* Exercise aim *
Search the records for "color". Copy every line where it appears.

[START OF Data excerpts]

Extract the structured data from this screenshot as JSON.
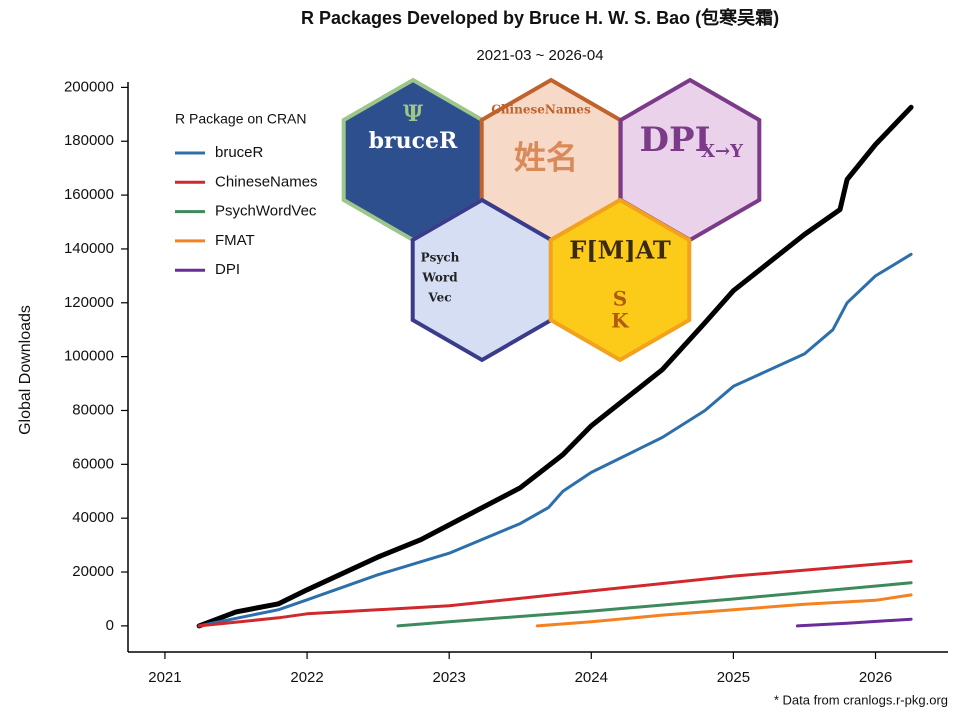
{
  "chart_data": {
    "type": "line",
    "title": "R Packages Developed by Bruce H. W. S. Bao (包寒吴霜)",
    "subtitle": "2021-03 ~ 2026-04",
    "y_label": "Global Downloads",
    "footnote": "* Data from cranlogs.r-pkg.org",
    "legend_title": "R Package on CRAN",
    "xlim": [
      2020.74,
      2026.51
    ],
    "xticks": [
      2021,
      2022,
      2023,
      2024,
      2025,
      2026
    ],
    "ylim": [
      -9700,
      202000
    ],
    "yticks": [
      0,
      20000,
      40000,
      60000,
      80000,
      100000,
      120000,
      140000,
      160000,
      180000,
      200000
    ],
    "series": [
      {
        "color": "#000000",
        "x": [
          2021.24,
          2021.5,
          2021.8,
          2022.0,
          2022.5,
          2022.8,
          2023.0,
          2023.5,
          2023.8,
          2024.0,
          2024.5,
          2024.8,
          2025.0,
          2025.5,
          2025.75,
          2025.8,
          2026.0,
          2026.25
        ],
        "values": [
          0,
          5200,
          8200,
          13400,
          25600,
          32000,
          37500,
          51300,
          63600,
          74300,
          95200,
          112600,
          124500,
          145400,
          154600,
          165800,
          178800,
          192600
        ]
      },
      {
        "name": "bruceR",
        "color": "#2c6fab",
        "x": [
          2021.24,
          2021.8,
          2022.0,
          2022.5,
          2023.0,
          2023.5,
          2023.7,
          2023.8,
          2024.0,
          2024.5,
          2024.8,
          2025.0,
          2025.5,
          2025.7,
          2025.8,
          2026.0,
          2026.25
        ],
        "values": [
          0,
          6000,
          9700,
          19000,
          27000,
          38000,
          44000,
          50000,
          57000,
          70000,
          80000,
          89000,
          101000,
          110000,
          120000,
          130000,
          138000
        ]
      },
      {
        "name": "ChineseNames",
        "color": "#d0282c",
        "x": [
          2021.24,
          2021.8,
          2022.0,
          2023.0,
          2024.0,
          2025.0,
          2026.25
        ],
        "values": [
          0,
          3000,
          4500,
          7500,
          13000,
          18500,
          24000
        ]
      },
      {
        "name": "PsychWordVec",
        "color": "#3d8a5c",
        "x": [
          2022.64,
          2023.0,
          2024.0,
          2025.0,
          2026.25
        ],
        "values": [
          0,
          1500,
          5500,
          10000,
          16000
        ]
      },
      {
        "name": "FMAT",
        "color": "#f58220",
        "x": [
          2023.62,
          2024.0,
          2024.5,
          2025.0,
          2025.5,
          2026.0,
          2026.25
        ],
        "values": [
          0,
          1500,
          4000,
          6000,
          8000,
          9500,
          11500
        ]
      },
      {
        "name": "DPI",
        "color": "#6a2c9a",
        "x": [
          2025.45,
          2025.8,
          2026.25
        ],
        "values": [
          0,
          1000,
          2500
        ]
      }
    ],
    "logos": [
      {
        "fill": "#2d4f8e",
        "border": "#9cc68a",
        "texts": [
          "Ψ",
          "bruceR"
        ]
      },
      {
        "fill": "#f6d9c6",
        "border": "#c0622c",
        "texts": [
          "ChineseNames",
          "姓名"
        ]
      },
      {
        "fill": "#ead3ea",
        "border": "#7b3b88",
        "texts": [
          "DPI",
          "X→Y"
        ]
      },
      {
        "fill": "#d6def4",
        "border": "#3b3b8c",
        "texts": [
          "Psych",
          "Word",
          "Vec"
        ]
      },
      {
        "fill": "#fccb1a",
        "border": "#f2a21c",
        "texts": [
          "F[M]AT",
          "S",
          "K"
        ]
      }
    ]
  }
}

[END OF Data excerpts]

* Output *
        "color": "#000000",
        "color": "#2c6fab",
        "color": "#d0282c",
        "color": "#3d8a5c",
        "color": "#f58220",
        "color": "#6a2c9a",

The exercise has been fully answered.